-------- Dataset records --------

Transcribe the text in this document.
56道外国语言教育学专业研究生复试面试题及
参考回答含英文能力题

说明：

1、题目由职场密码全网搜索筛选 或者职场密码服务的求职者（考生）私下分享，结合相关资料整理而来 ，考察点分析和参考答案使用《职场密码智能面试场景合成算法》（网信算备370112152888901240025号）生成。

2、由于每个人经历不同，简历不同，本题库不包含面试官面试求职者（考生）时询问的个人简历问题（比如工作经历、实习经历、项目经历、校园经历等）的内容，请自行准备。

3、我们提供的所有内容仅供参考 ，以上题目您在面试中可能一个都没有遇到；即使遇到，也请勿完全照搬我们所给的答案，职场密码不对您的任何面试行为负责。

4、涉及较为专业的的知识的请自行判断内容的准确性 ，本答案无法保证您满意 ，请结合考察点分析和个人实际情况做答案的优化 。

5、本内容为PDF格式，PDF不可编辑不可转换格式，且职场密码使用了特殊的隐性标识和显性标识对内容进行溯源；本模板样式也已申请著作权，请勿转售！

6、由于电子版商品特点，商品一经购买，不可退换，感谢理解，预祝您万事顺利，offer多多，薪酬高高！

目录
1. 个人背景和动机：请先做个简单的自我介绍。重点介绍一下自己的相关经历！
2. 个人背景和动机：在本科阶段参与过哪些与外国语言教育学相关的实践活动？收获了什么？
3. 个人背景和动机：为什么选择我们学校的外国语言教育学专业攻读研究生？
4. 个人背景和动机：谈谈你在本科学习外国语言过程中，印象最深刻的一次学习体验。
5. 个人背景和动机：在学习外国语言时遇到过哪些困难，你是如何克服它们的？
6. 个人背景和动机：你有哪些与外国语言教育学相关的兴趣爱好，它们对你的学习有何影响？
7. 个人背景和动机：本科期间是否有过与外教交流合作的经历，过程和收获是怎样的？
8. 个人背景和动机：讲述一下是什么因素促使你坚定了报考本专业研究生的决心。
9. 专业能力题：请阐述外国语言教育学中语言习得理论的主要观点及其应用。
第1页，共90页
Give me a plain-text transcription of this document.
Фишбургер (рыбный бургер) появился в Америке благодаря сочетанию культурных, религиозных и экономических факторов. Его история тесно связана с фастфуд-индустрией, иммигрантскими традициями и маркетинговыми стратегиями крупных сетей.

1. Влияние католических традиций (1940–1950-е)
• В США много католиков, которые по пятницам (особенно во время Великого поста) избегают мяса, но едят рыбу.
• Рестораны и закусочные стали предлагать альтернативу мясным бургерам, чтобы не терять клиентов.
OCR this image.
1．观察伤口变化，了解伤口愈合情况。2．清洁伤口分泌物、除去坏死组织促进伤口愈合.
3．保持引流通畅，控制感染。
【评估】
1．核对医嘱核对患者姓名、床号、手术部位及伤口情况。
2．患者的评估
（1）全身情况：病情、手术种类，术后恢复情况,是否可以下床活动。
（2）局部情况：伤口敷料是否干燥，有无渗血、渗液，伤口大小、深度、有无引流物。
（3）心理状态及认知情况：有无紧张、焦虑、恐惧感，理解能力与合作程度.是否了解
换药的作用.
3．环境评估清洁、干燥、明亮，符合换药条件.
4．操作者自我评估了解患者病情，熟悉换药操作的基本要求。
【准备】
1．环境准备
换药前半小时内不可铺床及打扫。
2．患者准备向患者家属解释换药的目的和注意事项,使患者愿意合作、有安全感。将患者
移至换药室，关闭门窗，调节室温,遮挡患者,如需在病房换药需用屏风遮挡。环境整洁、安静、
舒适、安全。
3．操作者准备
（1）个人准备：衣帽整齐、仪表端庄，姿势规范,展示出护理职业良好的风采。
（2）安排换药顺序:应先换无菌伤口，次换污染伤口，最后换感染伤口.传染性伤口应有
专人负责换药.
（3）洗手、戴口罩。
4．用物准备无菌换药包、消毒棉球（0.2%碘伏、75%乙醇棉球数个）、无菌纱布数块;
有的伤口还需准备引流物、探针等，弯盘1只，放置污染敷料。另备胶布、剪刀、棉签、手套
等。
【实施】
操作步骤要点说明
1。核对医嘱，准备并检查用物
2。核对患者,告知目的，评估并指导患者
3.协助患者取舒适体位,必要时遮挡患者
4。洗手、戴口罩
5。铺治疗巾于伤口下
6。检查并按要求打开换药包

--------

§ **Stated goal**
Answer with one number: how many lines of the entries above include the word "document".

§ **Exercise output**
2